=== Section Start ===
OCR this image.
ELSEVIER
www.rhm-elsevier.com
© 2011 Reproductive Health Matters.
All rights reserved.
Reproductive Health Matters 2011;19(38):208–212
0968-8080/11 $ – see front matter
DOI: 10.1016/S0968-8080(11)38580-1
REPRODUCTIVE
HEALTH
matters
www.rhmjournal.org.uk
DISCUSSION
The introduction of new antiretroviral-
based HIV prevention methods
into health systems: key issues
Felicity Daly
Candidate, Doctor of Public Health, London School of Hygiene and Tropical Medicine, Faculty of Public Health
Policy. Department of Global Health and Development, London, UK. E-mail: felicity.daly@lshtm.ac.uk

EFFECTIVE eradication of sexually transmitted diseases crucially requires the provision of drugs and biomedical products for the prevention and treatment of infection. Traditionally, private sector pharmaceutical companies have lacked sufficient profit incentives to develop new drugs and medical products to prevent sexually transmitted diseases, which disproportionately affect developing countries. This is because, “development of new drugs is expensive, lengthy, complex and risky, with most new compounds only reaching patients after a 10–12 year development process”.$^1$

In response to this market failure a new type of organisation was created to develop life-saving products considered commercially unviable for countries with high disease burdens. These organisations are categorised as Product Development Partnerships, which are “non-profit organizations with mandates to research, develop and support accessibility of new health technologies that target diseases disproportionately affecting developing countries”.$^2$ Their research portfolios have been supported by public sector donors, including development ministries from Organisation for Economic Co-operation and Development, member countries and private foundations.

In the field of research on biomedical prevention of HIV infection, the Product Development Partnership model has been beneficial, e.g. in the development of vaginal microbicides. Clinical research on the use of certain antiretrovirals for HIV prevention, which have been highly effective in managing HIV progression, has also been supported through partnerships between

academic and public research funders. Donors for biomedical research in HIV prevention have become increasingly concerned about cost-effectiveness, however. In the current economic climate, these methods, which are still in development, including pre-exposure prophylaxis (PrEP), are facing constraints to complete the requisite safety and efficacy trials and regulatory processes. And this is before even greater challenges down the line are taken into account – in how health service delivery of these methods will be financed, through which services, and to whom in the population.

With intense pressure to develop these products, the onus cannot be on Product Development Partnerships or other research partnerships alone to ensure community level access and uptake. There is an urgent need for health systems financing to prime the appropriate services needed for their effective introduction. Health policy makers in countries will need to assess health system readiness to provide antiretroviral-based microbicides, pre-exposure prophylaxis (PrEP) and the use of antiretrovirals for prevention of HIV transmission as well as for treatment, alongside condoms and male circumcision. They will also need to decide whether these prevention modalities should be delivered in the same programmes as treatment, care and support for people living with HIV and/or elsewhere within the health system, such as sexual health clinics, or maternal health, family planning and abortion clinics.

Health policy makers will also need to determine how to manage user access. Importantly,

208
=== Section End ===
=== Section Start ===
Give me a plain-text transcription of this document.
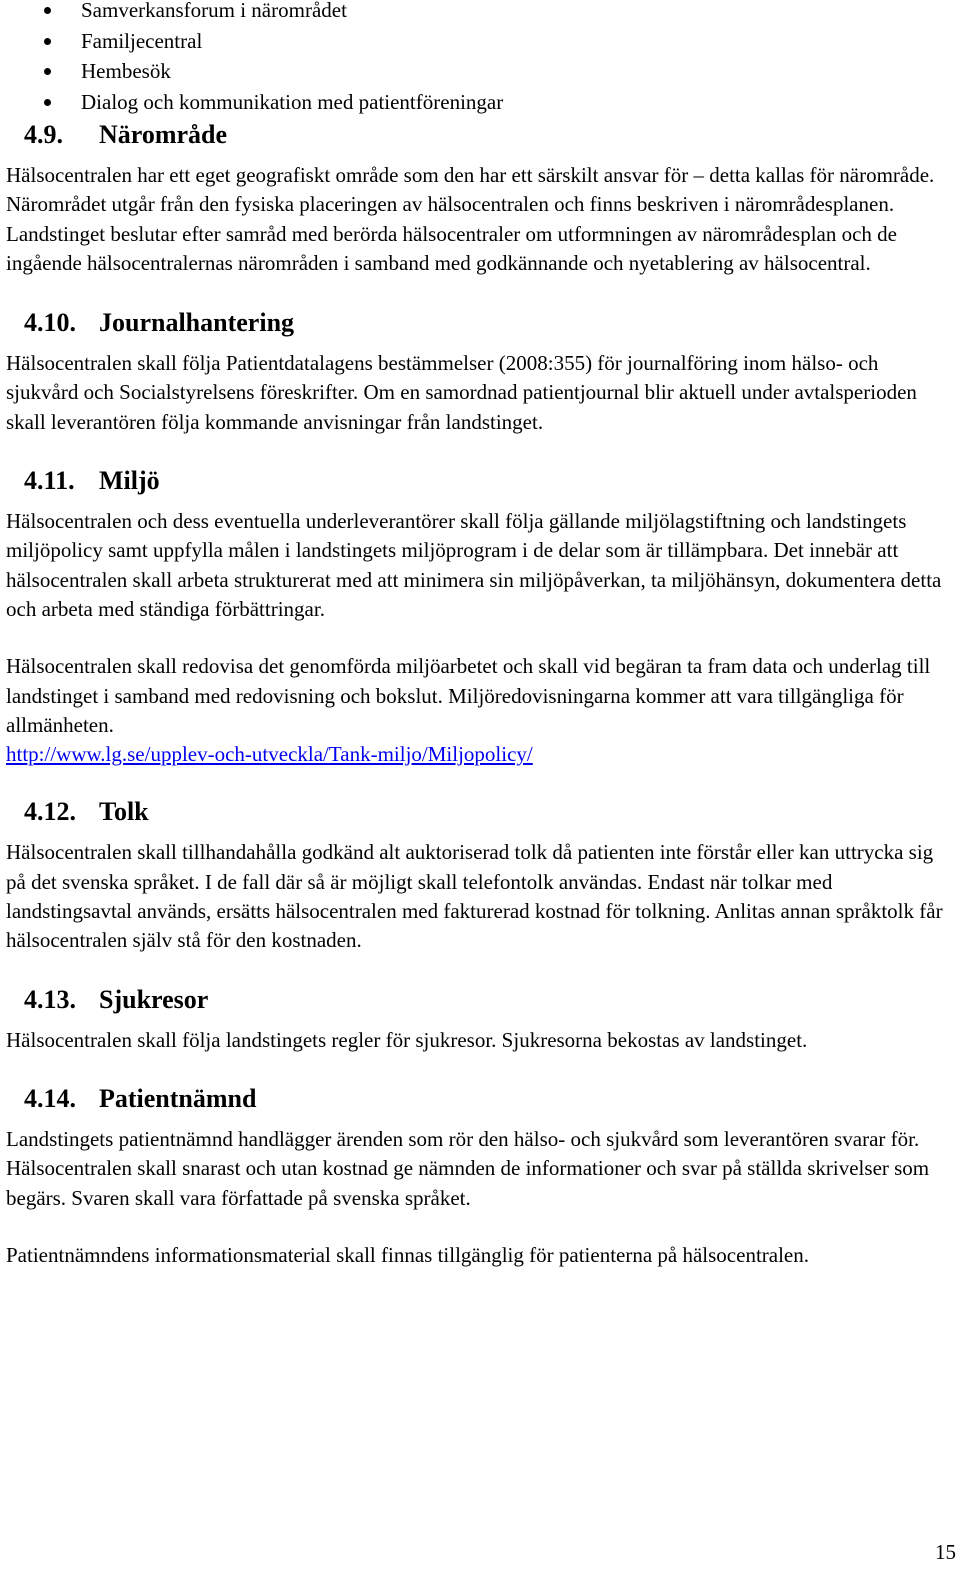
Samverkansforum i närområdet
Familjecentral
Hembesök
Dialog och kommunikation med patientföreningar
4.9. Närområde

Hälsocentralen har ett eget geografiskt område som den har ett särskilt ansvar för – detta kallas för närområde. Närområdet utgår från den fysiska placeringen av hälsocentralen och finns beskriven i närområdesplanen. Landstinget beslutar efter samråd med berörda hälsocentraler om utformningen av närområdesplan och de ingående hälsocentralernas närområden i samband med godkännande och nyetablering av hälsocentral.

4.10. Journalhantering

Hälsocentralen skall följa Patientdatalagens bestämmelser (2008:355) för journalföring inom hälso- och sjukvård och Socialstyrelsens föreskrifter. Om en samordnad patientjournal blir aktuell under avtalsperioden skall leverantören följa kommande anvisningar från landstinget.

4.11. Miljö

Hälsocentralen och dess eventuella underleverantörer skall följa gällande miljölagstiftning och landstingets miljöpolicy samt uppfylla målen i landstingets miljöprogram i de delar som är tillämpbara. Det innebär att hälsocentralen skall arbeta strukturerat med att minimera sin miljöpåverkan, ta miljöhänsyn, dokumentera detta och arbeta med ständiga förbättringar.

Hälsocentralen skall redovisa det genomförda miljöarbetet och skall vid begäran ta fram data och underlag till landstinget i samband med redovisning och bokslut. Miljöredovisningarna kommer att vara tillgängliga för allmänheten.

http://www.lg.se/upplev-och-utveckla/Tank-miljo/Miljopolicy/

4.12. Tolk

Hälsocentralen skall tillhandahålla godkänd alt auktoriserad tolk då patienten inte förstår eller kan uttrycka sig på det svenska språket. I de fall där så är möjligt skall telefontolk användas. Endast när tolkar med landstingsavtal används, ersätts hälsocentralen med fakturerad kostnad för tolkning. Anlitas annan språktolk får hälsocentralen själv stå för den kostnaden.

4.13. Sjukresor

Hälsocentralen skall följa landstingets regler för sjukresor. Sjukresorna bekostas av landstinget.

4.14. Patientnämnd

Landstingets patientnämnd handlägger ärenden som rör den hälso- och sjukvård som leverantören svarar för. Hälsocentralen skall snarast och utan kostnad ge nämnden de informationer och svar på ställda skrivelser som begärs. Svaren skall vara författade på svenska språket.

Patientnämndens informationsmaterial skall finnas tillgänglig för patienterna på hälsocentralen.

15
=== Section End ===
WHAT IS BEING ASKED
The lines in the entries above that carry the word "London" must be copied.

YOUR SOLUTION
Candidate, Doctor of Public Health, London School of Hygiene and Tropical Medicine, Faculty of Public Health
Policy. Department of Global Health and Development, London, UK. E-mail: felicity.daly@lshtm.ac.uk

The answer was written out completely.